### The task
In the data that follows, count the lines in which the word "Cumhuriyeti" occurs, and report that figure alone.

### Dataset items
--------------------------------------------------

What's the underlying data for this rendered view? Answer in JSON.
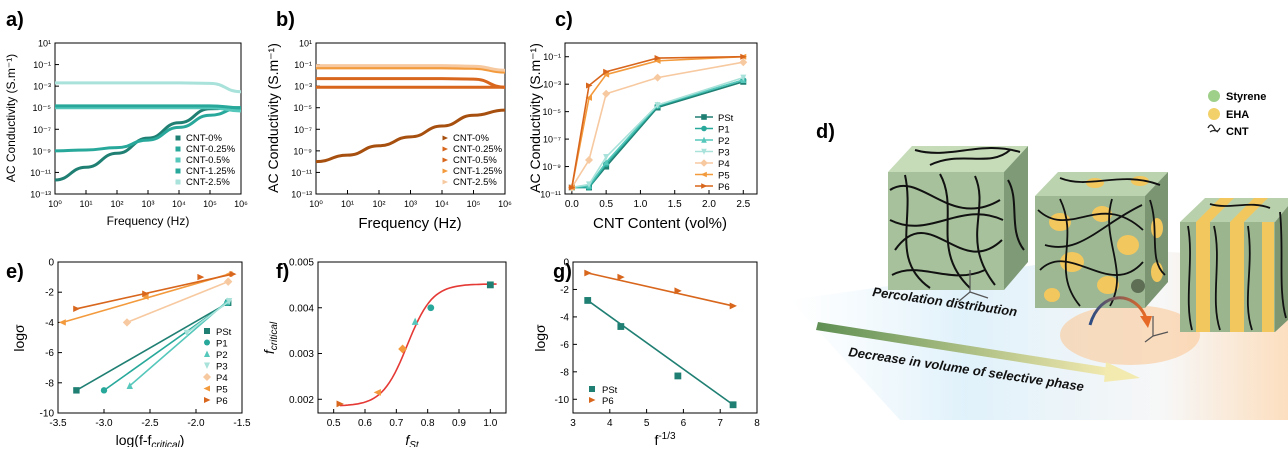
{
  "colors": {
    "teal_dark": "#1f7f73",
    "teal": "#27a89a",
    "teal_light": "#55c7bb",
    "teal_pale": "#a9e2da",
    "peach": "#f7c9a0",
    "orange": "#f39a3c",
    "brown": "#a64f0e",
    "orange_dark": "#d8661c",
    "styrene": "#9fd08a",
    "eha": "#f2d16b",
    "fit_red": "#e53935"
  },
  "panels": {
    "a": {
      "label": "a)",
      "ylabel": "AC Conductivity (S.m⁻¹)",
      "xlabel": "Frequency (Hz)",
      "xticks": [
        "10⁰",
        "10¹",
        "10²",
        "10³",
        "10⁴",
        "10⁵",
        "10⁶"
      ],
      "yticks": [
        "10¹",
        "10⁻¹",
        "10⁻³",
        "10⁻⁵",
        "10⁻⁷",
        "10⁻⁹",
        "10⁻¹¹",
        "10⁻¹³"
      ],
      "legend": [
        "CNT-0%",
        "CNT-0.25%",
        "CNT-0.5%",
        "CNT-1.25%",
        "CNT-2.5%"
      ]
    },
    "b": {
      "label": "b)",
      "ylabel": "AC Conductivity (S.m⁻¹)",
      "xlabel": "Frequency (Hz)",
      "xticks": [
        "10⁰",
        "10¹",
        "10²",
        "10³",
        "10⁴",
        "10⁵",
        "10⁶"
      ],
      "yticks": [
        "10¹",
        "10⁻¹",
        "10⁻³",
        "10⁻⁵",
        "10⁻⁷",
        "10⁻⁹",
        "10⁻¹¹",
        "10⁻¹³"
      ],
      "legend": [
        "CNT-0%",
        "CNT-0.25%",
        "CNT-0.5%",
        "CNT-1.25%",
        "CNT-2.5%"
      ]
    },
    "c": {
      "label": "c)",
      "ylabel": "AC Conductivity (S.m⁻¹)",
      "xlabel": "CNT Content (vol%)",
      "xticks": [
        "0.0",
        "0.5",
        "1.0",
        "1.5",
        "2.0",
        "2.5"
      ],
      "yticks": [
        "10⁻¹",
        "10⁻³",
        "10⁻⁵",
        "10⁻⁷",
        "10⁻⁹",
        "10⁻¹¹"
      ],
      "legend": [
        "PSt",
        "P1",
        "P2",
        "P3",
        "P4",
        "P5",
        "P6"
      ]
    },
    "d": {
      "label": "d)",
      "legend": [
        "Styrene",
        "EHA",
        "CNT"
      ],
      "text_percolation": "Percolation distribution",
      "text_decrease": "Decrease in volume of selective phase"
    },
    "e": {
      "label": "e)",
      "ylabel": "logσ",
      "xlabel": "log(f-f",
      "xlabel_sub": "critical",
      "xlabel_end": ")",
      "xticks": [
        "-3.5",
        "-3.0",
        "-2.5",
        "-2.0",
        "-1.5"
      ],
      "yticks": [
        "0",
        "-2",
        "-4",
        "-6",
        "-8",
        "-10"
      ],
      "legend": [
        "PSt",
        "P1",
        "P2",
        "P3",
        "P4",
        "P5",
        "P6"
      ]
    },
    "f": {
      "label": "f)",
      "ylabel": "f",
      "ylabel_sub": "critical",
      "xlabel": "f",
      "xlabel_sub": "St",
      "xticks": [
        "0.5",
        "0.6",
        "0.7",
        "0.8",
        "0.9",
        "1.0"
      ],
      "yticks": [
        "0.005",
        "0.004",
        "0.003",
        "0.002"
      ]
    },
    "g": {
      "label": "g)",
      "ylabel": "logσ",
      "xlabel": "f",
      "xlabel_sup": "-1/3",
      "xticks": [
        "3",
        "4",
        "5",
        "6",
        "7",
        "8"
      ],
      "yticks": [
        "0",
        "-2",
        "-4",
        "-6",
        "-8",
        "-10"
      ],
      "legend": [
        "PSt",
        "P6"
      ]
    }
  },
  "chart_data": [
    {
      "panel": "a",
      "type": "line",
      "xscale": "log",
      "yscale": "log",
      "xlim": [
        1,
        1000000
      ],
      "ylim": [
        1e-13,
        10
      ],
      "series": [
        {
          "name": "CNT-0%",
          "x": [
            1,
            10,
            100,
            1000,
            10000,
            100000,
            1000000
          ],
          "y": [
            2e-12,
            3e-11,
            6e-10,
            1.5e-08,
            4e-07,
            8e-06,
            1e-05
          ]
        },
        {
          "name": "CNT-0.25%",
          "x": [
            1,
            10,
            100,
            1000,
            10000,
            100000,
            1000000
          ],
          "y": [
            1e-09,
            1.2e-09,
            2e-09,
            1e-08,
            1.5e-07,
            2e-06,
            1e-05
          ]
        },
        {
          "name": "CNT-0.5%",
          "x": [
            1,
            10,
            100,
            1000,
            10000,
            100000,
            1000000
          ],
          "y": [
            1e-05,
            1e-05,
            1e-05,
            1e-05,
            1e-05,
            1e-05,
            5e-06
          ]
        },
        {
          "name": "CNT-1.25%",
          "x": [
            1,
            10,
            100,
            1000,
            10000,
            100000,
            1000000
          ],
          "y": [
            1.5e-05,
            1.5e-05,
            1.5e-05,
            1.5e-05,
            1.5e-05,
            1.5e-05,
            1e-05
          ]
        },
        {
          "name": "CNT-2.5%",
          "x": [
            1,
            10,
            100,
            1000,
            10000,
            100000,
            1000000
          ],
          "y": [
            0.002,
            0.002,
            0.002,
            0.002,
            0.002,
            0.0018,
            0.0003
          ]
        }
      ]
    },
    {
      "panel": "b",
      "type": "line",
      "xscale": "log",
      "yscale": "log",
      "xlim": [
        1,
        1000000
      ],
      "ylim": [
        1e-13,
        10
      ],
      "series": [
        {
          "name": "CNT-0%",
          "x": [
            1,
            10,
            100,
            1000,
            10000,
            100000,
            1000000
          ],
          "y": [
            1e-10,
            4e-10,
            3e-09,
            2e-08,
            2e-07,
            2e-06,
            6e-06
          ]
        },
        {
          "name": "CNT-0.25%",
          "x": [
            1,
            10,
            100,
            1000,
            10000,
            100000,
            1000000
          ],
          "y": [
            0.0008,
            0.0008,
            0.0008,
            0.0008,
            0.0008,
            0.0008,
            0.0008
          ]
        },
        {
          "name": "CNT-0.5%",
          "x": [
            1,
            10,
            100,
            1000,
            10000,
            100000,
            1000000
          ],
          "y": [
            0.005,
            0.005,
            0.005,
            0.005,
            0.005,
            0.0045,
            0.0008
          ]
        },
        {
          "name": "CNT-1.25%",
          "x": [
            1,
            10,
            100,
            1000,
            10000,
            100000,
            1000000
          ],
          "y": [
            0.05,
            0.05,
            0.05,
            0.05,
            0.05,
            0.045,
            0.02
          ]
        },
        {
          "name": "CNT-2.5%",
          "x": [
            1,
            10,
            100,
            1000,
            10000,
            100000,
            1000000
          ],
          "y": [
            0.08,
            0.08,
            0.08,
            0.08,
            0.08,
            0.07,
            0.03
          ]
        }
      ]
    },
    {
      "panel": "c",
      "type": "line",
      "xscale": "linear",
      "yscale": "log",
      "xlim": [
        -0.1,
        2.7
      ],
      "ylim": [
        1e-11,
        1
      ],
      "x": [
        0,
        0.25,
        0.5,
        1.25,
        2.5
      ],
      "series": [
        {
          "name": "PSt",
          "y": [
            3e-11,
            3e-11,
            1e-09,
            2e-05,
            0.0015
          ]
        },
        {
          "name": "P1",
          "y": [
            3e-11,
            3e-11,
            1.5e-09,
            2.5e-05,
            0.002
          ]
        },
        {
          "name": "P2",
          "y": [
            3e-11,
            4e-11,
            2e-09,
            3e-05,
            0.002
          ]
        },
        {
          "name": "P3",
          "y": [
            3e-11,
            5e-11,
            5e-09,
            3e-05,
            0.003
          ]
        },
        {
          "name": "P4",
          "y": [
            3e-11,
            3e-09,
            0.0002,
            0.003,
            0.04
          ]
        },
        {
          "name": "P5",
          "y": [
            3e-11,
            0.0001,
            0.005,
            0.05,
            0.1
          ]
        },
        {
          "name": "P6",
          "y": [
            3e-11,
            0.0008,
            0.008,
            0.08,
            0.1
          ]
        }
      ]
    },
    {
      "panel": "e",
      "type": "scatter",
      "xlim": [
        -3.5,
        -1.5
      ],
      "ylim": [
        -10,
        0
      ],
      "series": [
        {
          "name": "PSt",
          "x": [
            -3.3,
            -1.65
          ],
          "y": [
            -8.5,
            -2.7
          ]
        },
        {
          "name": "P1",
          "x": [
            -3.0,
            -1.66
          ],
          "y": [
            -8.5,
            -2.7
          ]
        },
        {
          "name": "P2",
          "x": [
            -2.72,
            -1.66
          ],
          "y": [
            -8.2,
            -2.6
          ]
        },
        {
          "name": "P3",
          "x": [
            -2.1,
            -1.64
          ],
          "y": [
            -4.7,
            -2.6
          ]
        },
        {
          "name": "P4",
          "x": [
            -2.75,
            -1.65
          ],
          "y": [
            -4.0,
            -1.3
          ]
        },
        {
          "name": "P5",
          "x": [
            -3.45,
            -2.55,
            -1.64
          ],
          "y": [
            -4.0,
            -2.3,
            -0.8
          ]
        },
        {
          "name": "P6",
          "x": [
            -3.3,
            -2.55,
            -1.95,
            -1.6
          ],
          "y": [
            -3.1,
            -2.1,
            -1.0,
            -0.8
          ]
        }
      ]
    },
    {
      "panel": "f",
      "type": "scatter",
      "xlim": [
        0.45,
        1.05
      ],
      "ylim": [
        0.0017,
        0.005
      ],
      "x": [
        0.52,
        0.64,
        0.72,
        0.76,
        0.81,
        1.0
      ],
      "y": [
        0.0019,
        0.00215,
        0.0031,
        0.0037,
        0.004,
        0.0045
      ]
    },
    {
      "panel": "g",
      "type": "scatter",
      "xlim": [
        3,
        8
      ],
      "ylim": [
        -11,
        0
      ],
      "series": [
        {
          "name": "PSt",
          "x": [
            3.4,
            4.3,
            5.85,
            7.35
          ],
          "y": [
            -2.8,
            -4.7,
            -8.3,
            -10.4
          ]
        },
        {
          "name": "P6",
          "x": [
            3.4,
            4.3,
            5.85,
            7.35
          ],
          "y": [
            -0.8,
            -1.1,
            -2.1,
            -3.2
          ]
        }
      ]
    }
  ]
}
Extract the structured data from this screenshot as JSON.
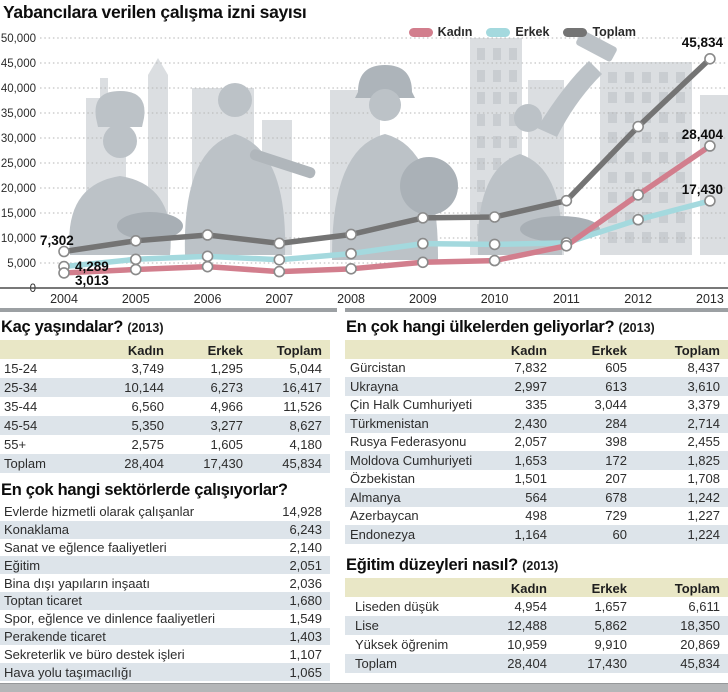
{
  "title": "Yabancılara verilen çalışma izni sayısı",
  "chart_data": {
    "type": "line",
    "title": "Yabancılara verilen çalışma izni sayısı",
    "x": [
      2004,
      2005,
      2006,
      2007,
      2008,
      2009,
      2010,
      2011,
      2012,
      2013
    ],
    "series": [
      {
        "name": "Kadın",
        "color": "#d27e8d",
        "values": [
          3013,
          3697,
          4268,
          3278,
          3837,
          5142,
          5482,
          8440,
          18622,
          28404
        ]
      },
      {
        "name": "Erkek",
        "color": "#a4d9de",
        "values": [
          4289,
          5741,
          6335,
          5652,
          6868,
          8881,
          8719,
          9026,
          13657,
          17430
        ]
      },
      {
        "name": "Toplam",
        "color": "#747474",
        "values": [
          7302,
          9438,
          10603,
          8930,
          10705,
          14023,
          14201,
          17466,
          32279,
          45834
        ]
      }
    ],
    "ylim": [
      0,
      50000
    ],
    "ytick_step": 5000,
    "grid": "dotted-horizontal",
    "legend_position": "top-right",
    "marker": "open-circle",
    "annotations": [
      {
        "series": "Toplam",
        "point": "first",
        "label": "7,302"
      },
      {
        "series": "Erkek",
        "point": "first",
        "label": "4,289"
      },
      {
        "series": "Kadın",
        "point": "first",
        "label": "3,013"
      },
      {
        "series": "Toplam",
        "point": "last",
        "label": "45,834"
      },
      {
        "series": "Kadın",
        "point": "last",
        "label": "28,404"
      },
      {
        "series": "Erkek",
        "point": "last",
        "label": "17,430"
      }
    ]
  },
  "sections": {
    "age": {
      "heading": "Kaç yaşındalar?",
      "year_note": "(2013)",
      "columns": [
        "Kadın",
        "Erkek",
        "Toplam"
      ],
      "rows": [
        [
          "15-24",
          "3,749",
          "1,295",
          "5,044"
        ],
        [
          "25-34",
          "10,144",
          "6,273",
          "16,417"
        ],
        [
          "35-44",
          "6,560",
          "4,966",
          "11,526"
        ],
        [
          "45-54",
          "5,350",
          "3,277",
          "8,627"
        ],
        [
          "55+",
          "2,575",
          "1,605",
          "4,180"
        ],
        [
          "Toplam",
          "28,404",
          "17,430",
          "45,834"
        ]
      ]
    },
    "countries": {
      "heading": "En çok hangi ülkelerden geliyorlar?",
      "year_note": "(2013)",
      "columns": [
        "Kadın",
        "Erkek",
        "Toplam"
      ],
      "rows": [
        [
          "Gürcistan",
          "7,832",
          "605",
          "8,437"
        ],
        [
          "Ukrayna",
          "2,997",
          "613",
          "3,610"
        ],
        [
          "Çin Halk Cumhuriyeti",
          "335",
          "3,044",
          "3,379"
        ],
        [
          "Türkmenistan",
          "2,430",
          "284",
          "2,714"
        ],
        [
          "Rusya Federasyonu",
          "2,057",
          "398",
          "2,455"
        ],
        [
          "Moldova Cumhuriyeti",
          "1,653",
          "172",
          "1,825"
        ],
        [
          "Özbekistan",
          "1,501",
          "207",
          "1,708"
        ],
        [
          "Almanya",
          "564",
          "678",
          "1,242"
        ],
        [
          "Azerbaycan",
          "498",
          "729",
          "1,227"
        ],
        [
          "Endonezya",
          "1,164",
          "60",
          "1,224"
        ]
      ]
    },
    "sectors": {
      "heading": "En çok hangi sektörlerde çalışıyorlar?",
      "rows": [
        [
          "Evlerde hizmetli olarak çalışanlar",
          "14,928"
        ],
        [
          "Konaklama",
          "6,243"
        ],
        [
          "Sanat ve eğlence faaliyetleri",
          "2,140"
        ],
        [
          "Eğitim",
          "2,051"
        ],
        [
          "Bina dışı yapıların inşaatı",
          "2,036"
        ],
        [
          "Toptan ticaret",
          "1,680"
        ],
        [
          "Spor, eğlence ve dinlence faaliyetleri",
          "1,549"
        ],
        [
          "Perakende ticaret",
          "1,403"
        ],
        [
          "Sekreterlik ve büro destek işleri",
          "1,107"
        ],
        [
          "Hava yolu taşımacılığı",
          "1,065"
        ]
      ]
    },
    "education": {
      "heading": "Eğitim düzeyleri nasıl?",
      "year_note": "(2013)",
      "columns": [
        "Kadın",
        "Erkek",
        "Toplam"
      ],
      "rows": [
        [
          "Liseden düşük",
          "4,954",
          "1,657",
          "6,611"
        ],
        [
          "Lise",
          "12,488",
          "5,862",
          "18,350"
        ],
        [
          "Yüksek öğrenim",
          "10,959",
          "9,910",
          "20,869"
        ],
        [
          "Toplam",
          "28,404",
          "17,430",
          "45,834"
        ]
      ]
    }
  },
  "colors": {
    "kadin": "#d27e8d",
    "erkek": "#a4d9de",
    "toplam": "#747474",
    "table_header_bg": "#e9e7c6",
    "row_shaded_bg": "#dde4ea",
    "divider": "#9ca0a3",
    "footer_bar": "#b4b6b8",
    "grid_dotted": "#b5b5b5",
    "skyline": "#dbdee1",
    "figures": "#bcc2c7"
  }
}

--------------------------------------------------

### Expected answer
2